- [EXERCISE DESCRIPTION] Identify each line below that contains the word "Messages", and copy it out.

---------------

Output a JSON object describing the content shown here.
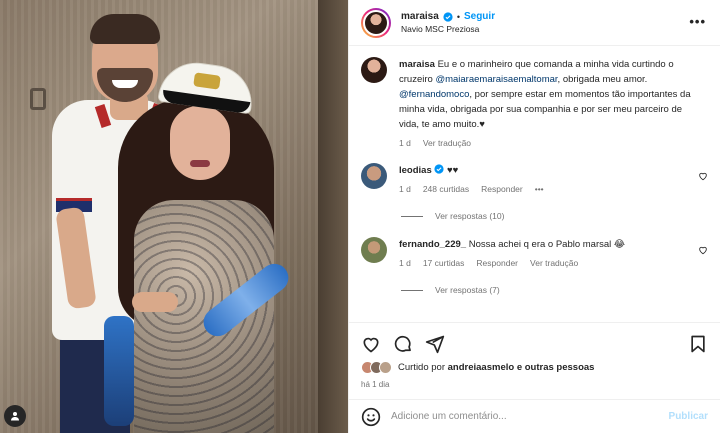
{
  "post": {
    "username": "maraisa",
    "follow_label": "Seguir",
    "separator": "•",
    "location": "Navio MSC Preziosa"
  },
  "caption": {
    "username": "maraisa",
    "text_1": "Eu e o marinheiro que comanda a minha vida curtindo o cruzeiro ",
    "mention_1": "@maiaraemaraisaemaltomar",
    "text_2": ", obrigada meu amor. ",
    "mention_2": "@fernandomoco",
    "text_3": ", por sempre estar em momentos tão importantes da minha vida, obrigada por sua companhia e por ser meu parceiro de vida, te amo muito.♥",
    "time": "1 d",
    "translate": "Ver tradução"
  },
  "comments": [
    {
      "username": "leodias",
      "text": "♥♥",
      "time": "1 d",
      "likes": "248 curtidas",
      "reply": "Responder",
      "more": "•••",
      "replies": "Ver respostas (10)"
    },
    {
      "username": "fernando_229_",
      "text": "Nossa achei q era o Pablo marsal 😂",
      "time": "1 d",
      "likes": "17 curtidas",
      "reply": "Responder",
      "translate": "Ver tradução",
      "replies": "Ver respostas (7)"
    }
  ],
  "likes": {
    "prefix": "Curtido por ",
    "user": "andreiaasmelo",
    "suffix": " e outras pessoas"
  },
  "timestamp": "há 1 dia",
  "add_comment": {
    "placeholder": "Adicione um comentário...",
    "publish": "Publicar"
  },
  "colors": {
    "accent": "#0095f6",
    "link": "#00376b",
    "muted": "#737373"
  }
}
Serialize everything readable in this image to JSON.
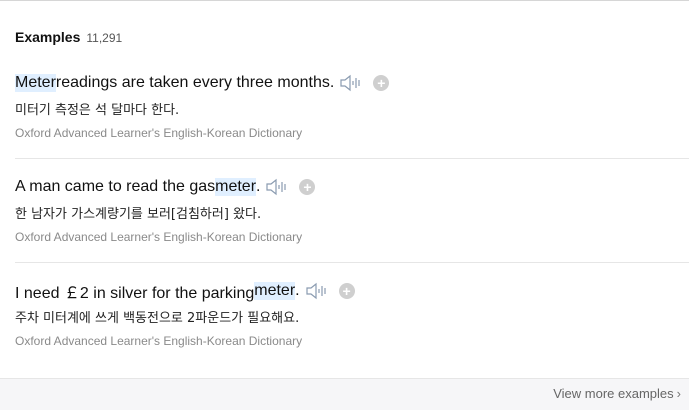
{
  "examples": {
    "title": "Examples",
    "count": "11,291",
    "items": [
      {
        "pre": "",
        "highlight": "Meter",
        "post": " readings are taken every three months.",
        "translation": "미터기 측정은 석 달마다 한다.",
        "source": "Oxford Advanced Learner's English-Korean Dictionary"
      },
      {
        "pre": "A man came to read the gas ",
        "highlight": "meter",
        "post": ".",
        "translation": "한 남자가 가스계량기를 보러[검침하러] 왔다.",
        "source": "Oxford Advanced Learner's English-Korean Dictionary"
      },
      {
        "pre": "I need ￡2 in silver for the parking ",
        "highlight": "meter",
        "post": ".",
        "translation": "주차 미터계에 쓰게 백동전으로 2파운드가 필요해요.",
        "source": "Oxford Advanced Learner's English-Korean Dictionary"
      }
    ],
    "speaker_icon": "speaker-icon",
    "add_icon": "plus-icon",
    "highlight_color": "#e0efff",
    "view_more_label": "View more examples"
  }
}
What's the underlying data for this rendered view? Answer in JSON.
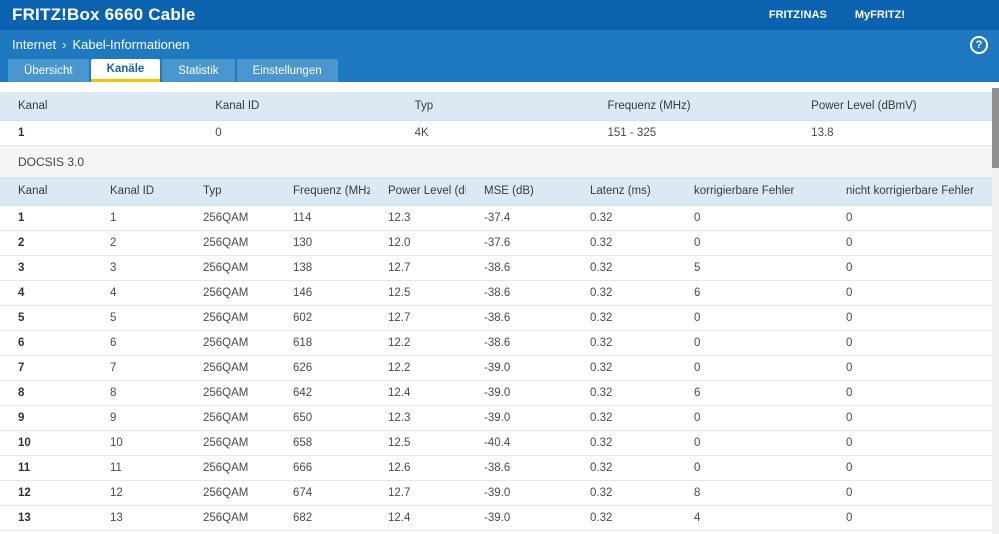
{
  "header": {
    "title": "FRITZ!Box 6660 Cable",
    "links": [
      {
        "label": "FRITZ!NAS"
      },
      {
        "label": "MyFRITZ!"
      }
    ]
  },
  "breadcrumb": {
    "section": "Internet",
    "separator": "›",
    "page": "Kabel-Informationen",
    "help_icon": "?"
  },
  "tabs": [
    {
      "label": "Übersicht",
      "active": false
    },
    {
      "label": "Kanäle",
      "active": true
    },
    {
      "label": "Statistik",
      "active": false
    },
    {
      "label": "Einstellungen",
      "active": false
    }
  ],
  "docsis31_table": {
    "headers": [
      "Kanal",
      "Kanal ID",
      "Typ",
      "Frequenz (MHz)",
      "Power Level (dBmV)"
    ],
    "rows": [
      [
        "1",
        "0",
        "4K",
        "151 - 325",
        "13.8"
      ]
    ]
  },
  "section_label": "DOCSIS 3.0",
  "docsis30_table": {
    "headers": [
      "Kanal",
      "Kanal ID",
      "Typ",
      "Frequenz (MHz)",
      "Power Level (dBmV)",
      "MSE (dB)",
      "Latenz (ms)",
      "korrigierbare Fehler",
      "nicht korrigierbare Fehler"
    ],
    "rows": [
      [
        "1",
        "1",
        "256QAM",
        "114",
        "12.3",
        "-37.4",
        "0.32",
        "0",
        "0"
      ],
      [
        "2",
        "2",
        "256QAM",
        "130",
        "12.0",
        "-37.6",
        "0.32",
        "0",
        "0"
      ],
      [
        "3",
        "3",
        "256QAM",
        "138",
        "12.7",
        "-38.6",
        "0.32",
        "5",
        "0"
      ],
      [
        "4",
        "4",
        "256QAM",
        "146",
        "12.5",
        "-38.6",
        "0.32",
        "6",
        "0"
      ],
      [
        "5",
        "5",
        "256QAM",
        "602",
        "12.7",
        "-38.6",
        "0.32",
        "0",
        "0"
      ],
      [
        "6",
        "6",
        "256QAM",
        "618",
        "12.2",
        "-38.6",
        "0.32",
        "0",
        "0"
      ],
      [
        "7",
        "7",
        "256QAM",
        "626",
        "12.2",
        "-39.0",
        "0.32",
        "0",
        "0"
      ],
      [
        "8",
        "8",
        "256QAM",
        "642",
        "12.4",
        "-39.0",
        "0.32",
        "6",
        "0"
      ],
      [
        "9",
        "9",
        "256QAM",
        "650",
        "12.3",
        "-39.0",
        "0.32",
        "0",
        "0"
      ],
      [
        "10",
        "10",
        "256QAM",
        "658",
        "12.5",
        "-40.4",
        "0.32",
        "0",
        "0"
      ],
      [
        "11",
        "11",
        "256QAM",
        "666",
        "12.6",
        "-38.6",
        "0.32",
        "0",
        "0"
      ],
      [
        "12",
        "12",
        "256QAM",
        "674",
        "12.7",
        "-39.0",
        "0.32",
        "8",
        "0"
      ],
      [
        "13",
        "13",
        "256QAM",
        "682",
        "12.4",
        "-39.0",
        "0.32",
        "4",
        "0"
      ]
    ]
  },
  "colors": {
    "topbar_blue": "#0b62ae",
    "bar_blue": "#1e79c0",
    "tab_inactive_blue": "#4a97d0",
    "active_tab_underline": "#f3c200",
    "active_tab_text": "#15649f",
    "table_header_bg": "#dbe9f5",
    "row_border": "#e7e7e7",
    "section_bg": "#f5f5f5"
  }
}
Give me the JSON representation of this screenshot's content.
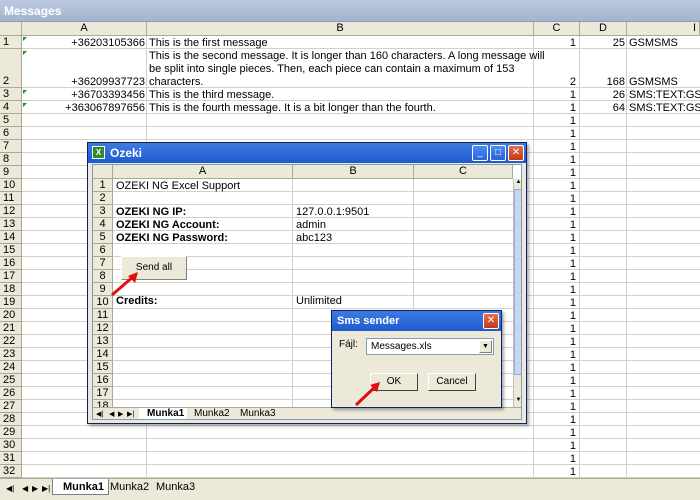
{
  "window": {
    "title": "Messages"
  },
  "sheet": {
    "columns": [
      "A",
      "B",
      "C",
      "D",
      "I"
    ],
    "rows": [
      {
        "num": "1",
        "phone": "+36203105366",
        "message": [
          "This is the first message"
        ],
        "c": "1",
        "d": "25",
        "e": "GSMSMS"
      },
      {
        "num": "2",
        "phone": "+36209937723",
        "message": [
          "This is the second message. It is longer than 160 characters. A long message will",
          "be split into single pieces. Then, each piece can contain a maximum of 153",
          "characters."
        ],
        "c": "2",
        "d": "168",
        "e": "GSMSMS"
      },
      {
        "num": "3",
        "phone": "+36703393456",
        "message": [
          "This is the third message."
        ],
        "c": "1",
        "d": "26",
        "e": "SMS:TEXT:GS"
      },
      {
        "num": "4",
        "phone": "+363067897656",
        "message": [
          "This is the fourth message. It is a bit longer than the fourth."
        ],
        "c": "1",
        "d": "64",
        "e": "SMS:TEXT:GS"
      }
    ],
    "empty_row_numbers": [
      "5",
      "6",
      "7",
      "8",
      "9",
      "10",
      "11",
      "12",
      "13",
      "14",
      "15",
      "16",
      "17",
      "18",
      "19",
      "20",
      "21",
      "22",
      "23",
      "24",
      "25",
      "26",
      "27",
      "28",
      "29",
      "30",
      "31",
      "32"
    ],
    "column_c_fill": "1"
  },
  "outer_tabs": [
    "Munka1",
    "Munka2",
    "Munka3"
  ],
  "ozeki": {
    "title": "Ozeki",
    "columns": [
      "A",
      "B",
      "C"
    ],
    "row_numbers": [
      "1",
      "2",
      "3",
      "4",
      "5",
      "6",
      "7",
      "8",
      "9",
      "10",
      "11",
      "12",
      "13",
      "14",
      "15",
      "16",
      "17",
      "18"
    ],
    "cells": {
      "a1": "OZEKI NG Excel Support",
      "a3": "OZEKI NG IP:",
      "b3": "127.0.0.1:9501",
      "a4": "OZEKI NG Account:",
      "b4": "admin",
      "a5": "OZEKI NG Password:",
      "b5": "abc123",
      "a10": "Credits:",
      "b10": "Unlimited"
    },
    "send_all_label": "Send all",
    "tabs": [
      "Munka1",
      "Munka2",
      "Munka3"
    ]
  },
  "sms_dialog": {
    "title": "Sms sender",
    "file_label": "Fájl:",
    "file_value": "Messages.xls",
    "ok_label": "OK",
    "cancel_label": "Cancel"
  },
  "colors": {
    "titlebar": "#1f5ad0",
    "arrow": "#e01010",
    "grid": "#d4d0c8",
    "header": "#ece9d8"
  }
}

---------------

- [SOLUTION]
    "title": "Messages"
    "file_value": "Messages.xls",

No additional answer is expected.